EXERCISE: Make an exact copy of all the entries, but do not reproduce the pictures.

(Stored entries)
--- --- ---
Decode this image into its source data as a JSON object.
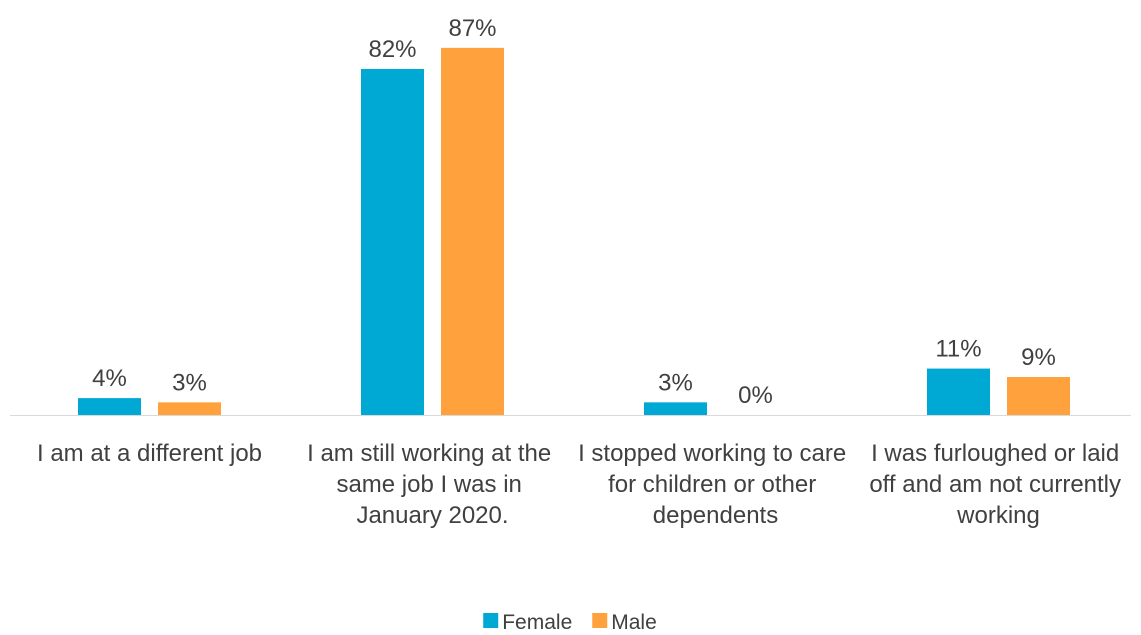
{
  "chart_data": {
    "type": "bar",
    "categories": [
      "I am at a different job",
      "I am still working at the same job I was in January 2020.",
      "I stopped working to care for children or other dependents",
      "I was furloughed or laid off and am not currently working"
    ],
    "series": [
      {
        "name": "Female",
        "color": "#00a8d4",
        "values": [
          4,
          82,
          3,
          11
        ],
        "value_labels": [
          "4%",
          "82%",
          "3%",
          "11%"
        ]
      },
      {
        "name": "Male",
        "color": "#ffa13c",
        "values": [
          3,
          87,
          0,
          9
        ],
        "value_labels": [
          "3%",
          "87%",
          "0%",
          "9%"
        ]
      }
    ],
    "legend": "bottom"
  }
}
--- --- ---
FINAL RESULT:
Decode this image into its source data as a JSON object.
{
  "chart_data": {
    "type": "bar",
    "categories": [
      "I am at a different job",
      "I am still working at the same job I was in January 2020.",
      "I stopped working to care for children or other dependents",
      "I was furloughed or laid off and am not currently working"
    ],
    "series": [
      {
        "name": "Female",
        "color": "#00a8d4",
        "values": [
          4,
          82,
          3,
          11
        ],
        "value_labels": [
          "4%",
          "82%",
          "3%",
          "11%"
        ]
      },
      {
        "name": "Male",
        "color": "#ffa13c",
        "values": [
          3,
          87,
          0,
          9
        ],
        "value_labels": [
          "3%",
          "87%",
          "0%",
          "9%"
        ]
      }
    ],
    "legend": "bottom"
  }
}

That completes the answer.